• [WRITTEN PROBLEM]
Search the data below for the string "content". Extract every line that contains it.

• [EXERCISE DATA]

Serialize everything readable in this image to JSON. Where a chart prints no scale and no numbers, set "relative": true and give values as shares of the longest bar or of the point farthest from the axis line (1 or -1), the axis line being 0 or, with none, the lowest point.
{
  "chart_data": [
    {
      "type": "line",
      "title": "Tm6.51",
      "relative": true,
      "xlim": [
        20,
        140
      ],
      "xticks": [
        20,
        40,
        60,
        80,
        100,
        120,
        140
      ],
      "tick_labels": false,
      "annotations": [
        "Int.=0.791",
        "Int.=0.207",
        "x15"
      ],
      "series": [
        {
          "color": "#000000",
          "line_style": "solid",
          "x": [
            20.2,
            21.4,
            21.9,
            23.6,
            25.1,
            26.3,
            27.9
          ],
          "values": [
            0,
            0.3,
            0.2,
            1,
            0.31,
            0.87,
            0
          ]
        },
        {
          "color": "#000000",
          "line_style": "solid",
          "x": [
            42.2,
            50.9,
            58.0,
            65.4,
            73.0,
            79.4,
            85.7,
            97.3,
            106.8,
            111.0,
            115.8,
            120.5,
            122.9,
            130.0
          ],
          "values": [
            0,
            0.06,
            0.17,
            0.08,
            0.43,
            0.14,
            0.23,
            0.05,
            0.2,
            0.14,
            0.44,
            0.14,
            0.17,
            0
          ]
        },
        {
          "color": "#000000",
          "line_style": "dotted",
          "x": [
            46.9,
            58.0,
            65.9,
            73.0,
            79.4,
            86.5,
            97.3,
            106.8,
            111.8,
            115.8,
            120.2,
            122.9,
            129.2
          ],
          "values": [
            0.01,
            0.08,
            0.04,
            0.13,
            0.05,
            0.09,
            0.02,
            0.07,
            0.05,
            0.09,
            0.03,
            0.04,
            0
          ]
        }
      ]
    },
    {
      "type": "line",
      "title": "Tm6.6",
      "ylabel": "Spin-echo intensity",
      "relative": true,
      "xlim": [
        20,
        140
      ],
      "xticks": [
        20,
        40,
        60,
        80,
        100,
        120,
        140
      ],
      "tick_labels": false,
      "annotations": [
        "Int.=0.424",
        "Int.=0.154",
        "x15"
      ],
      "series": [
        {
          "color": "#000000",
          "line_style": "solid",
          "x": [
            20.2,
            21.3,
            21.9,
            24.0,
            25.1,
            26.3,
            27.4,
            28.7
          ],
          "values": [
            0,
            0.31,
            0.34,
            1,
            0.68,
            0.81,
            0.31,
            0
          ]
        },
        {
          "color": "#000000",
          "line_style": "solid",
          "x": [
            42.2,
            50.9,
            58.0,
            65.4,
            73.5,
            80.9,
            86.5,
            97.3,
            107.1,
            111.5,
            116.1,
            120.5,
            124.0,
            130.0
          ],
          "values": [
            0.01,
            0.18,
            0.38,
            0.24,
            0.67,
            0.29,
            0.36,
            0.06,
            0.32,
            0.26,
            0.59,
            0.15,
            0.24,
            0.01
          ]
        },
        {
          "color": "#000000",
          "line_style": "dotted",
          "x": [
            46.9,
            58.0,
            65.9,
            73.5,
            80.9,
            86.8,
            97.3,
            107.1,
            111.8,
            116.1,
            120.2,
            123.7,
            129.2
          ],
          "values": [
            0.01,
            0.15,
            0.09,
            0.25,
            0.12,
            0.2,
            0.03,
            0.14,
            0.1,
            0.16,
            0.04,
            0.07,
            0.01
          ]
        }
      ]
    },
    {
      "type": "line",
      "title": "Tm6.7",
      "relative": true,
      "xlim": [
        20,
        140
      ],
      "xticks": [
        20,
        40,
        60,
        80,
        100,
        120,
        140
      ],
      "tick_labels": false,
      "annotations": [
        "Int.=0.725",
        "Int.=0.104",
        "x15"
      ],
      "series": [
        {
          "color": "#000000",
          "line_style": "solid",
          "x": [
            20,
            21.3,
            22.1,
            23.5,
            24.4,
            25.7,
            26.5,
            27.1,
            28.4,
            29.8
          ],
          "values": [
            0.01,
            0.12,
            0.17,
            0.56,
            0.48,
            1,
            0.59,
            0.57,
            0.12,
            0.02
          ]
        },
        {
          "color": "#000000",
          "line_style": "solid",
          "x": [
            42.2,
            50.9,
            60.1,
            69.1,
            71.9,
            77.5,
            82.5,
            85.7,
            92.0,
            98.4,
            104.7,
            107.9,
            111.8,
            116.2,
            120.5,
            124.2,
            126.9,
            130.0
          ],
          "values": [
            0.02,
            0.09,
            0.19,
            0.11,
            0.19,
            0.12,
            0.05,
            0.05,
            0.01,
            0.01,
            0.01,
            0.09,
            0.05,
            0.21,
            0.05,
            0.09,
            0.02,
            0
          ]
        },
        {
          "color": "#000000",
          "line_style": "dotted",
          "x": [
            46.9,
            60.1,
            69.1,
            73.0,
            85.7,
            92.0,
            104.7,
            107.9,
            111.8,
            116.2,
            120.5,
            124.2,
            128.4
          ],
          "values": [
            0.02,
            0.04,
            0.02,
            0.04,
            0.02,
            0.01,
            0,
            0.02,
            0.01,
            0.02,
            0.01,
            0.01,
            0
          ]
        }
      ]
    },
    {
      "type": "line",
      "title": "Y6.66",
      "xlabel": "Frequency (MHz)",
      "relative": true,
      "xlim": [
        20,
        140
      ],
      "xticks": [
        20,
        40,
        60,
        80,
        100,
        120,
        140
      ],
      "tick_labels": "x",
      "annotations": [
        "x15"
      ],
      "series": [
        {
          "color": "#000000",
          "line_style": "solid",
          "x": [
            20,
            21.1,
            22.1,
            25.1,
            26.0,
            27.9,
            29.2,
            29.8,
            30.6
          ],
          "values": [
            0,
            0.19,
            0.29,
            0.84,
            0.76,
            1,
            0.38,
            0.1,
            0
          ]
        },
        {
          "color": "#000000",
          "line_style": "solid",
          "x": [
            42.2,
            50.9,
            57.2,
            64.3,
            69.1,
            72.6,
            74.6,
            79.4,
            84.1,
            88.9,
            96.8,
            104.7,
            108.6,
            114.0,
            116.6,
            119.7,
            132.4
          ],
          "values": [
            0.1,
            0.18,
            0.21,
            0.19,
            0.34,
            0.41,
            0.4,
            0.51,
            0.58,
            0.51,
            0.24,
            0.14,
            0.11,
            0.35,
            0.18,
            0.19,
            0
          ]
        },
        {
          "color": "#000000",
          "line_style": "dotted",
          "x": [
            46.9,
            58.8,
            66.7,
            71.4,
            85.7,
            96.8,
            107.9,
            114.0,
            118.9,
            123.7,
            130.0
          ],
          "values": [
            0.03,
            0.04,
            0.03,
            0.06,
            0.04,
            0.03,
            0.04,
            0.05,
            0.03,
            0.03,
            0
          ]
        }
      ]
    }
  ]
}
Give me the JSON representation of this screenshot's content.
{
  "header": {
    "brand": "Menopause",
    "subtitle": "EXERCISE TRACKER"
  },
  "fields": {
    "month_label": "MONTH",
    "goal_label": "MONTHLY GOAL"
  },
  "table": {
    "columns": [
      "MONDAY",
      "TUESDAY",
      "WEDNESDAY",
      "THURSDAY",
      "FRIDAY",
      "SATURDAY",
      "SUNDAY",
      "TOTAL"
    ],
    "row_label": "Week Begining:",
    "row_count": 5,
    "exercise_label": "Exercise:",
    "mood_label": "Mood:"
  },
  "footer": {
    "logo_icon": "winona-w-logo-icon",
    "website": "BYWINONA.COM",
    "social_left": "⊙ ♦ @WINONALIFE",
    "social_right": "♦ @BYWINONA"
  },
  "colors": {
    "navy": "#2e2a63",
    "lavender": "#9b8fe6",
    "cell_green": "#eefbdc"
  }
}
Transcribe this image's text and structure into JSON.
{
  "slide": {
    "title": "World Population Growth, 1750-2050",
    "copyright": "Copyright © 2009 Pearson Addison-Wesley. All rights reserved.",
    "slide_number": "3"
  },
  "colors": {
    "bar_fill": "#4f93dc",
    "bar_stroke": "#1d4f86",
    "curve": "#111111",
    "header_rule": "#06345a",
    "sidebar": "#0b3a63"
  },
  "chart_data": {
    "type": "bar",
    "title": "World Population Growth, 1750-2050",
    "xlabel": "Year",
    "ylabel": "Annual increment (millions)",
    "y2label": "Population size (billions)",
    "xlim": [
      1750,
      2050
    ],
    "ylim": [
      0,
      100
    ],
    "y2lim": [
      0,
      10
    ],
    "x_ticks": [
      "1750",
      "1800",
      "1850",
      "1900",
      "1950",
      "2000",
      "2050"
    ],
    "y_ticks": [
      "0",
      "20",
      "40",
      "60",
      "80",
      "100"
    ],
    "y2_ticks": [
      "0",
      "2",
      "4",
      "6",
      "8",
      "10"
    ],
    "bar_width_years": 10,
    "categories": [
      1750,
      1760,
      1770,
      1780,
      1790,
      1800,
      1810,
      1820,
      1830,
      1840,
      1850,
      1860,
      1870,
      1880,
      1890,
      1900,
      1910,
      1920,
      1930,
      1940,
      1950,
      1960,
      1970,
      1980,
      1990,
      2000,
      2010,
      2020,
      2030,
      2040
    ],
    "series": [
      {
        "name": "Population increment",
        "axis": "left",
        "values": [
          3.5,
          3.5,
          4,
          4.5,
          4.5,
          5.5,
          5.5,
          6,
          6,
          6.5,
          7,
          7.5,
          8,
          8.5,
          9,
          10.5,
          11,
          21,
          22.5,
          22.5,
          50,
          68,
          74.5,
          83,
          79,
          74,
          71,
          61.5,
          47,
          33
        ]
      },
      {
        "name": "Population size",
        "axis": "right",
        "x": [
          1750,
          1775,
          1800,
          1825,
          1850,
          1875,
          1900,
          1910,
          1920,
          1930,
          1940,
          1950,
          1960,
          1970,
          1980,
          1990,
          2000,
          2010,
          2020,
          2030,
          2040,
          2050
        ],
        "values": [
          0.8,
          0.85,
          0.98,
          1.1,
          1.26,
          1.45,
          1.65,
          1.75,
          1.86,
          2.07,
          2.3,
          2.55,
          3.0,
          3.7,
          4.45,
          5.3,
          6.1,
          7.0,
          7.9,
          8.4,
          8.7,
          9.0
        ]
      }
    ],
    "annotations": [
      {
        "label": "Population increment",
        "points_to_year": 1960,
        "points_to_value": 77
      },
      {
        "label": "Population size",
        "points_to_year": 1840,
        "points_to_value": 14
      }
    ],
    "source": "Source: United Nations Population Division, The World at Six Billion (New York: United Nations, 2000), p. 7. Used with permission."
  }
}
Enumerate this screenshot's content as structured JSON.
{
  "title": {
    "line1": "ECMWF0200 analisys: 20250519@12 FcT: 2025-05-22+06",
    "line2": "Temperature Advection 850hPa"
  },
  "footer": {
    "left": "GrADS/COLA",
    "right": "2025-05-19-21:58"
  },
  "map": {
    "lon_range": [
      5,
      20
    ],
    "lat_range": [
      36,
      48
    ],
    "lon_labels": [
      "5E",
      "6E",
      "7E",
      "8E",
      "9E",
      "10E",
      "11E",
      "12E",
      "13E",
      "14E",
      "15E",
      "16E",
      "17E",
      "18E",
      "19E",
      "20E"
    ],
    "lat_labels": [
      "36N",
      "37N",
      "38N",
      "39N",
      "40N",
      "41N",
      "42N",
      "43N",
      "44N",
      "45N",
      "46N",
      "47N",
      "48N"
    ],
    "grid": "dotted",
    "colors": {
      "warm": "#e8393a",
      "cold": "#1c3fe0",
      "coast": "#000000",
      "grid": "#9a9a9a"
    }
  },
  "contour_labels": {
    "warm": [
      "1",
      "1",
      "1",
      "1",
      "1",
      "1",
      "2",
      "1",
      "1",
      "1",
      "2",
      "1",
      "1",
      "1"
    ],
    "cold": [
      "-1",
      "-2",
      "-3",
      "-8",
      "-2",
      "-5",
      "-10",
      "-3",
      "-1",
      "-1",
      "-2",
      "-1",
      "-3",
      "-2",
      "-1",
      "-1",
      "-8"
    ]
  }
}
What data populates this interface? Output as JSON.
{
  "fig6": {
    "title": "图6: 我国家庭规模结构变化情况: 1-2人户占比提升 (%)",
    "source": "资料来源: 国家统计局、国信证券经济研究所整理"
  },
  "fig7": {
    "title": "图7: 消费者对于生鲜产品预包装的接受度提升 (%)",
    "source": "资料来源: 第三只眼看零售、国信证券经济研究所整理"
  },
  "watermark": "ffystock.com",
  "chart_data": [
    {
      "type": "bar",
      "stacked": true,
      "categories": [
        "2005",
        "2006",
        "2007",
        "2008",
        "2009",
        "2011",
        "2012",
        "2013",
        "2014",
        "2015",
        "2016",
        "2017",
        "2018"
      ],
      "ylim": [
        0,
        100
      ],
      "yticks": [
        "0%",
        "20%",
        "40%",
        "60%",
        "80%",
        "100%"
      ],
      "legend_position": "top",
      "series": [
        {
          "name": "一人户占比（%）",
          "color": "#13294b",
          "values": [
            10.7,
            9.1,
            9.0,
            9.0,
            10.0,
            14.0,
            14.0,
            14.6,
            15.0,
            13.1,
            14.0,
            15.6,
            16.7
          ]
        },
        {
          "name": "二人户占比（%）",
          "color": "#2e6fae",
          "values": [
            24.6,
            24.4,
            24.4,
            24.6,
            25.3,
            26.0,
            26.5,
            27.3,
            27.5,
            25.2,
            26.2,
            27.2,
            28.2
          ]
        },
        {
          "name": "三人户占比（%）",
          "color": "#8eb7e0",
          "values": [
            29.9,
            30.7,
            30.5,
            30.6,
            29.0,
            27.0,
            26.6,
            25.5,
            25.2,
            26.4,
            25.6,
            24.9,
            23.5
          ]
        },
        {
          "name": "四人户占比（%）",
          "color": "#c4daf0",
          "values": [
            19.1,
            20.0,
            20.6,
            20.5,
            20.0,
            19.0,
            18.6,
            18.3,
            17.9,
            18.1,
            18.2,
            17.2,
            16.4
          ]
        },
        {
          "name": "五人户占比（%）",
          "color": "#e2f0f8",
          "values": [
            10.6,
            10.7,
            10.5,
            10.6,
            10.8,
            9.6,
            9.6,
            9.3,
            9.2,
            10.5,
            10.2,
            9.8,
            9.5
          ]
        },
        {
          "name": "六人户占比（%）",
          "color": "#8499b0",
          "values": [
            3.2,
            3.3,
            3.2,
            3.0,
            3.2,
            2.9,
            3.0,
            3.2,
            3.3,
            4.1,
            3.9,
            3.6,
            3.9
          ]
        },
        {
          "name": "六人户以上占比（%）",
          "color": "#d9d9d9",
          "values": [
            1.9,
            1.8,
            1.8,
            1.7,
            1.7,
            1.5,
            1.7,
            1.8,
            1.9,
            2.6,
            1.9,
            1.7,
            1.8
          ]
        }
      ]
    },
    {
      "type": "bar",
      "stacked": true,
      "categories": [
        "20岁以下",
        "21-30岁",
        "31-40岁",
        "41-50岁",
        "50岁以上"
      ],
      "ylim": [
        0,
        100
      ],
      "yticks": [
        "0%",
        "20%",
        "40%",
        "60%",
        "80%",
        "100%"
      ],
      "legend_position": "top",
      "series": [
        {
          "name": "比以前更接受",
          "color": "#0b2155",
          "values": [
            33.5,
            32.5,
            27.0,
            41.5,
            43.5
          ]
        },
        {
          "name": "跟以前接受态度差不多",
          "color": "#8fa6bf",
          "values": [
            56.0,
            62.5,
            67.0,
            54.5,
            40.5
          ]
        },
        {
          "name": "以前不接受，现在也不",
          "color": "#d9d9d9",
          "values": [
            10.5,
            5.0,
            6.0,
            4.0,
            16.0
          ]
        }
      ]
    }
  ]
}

• [EXERCISE ANSWER]
Give me the JSON representation of this screenshot's content.
Enumerate this screenshot's content as structured JSON.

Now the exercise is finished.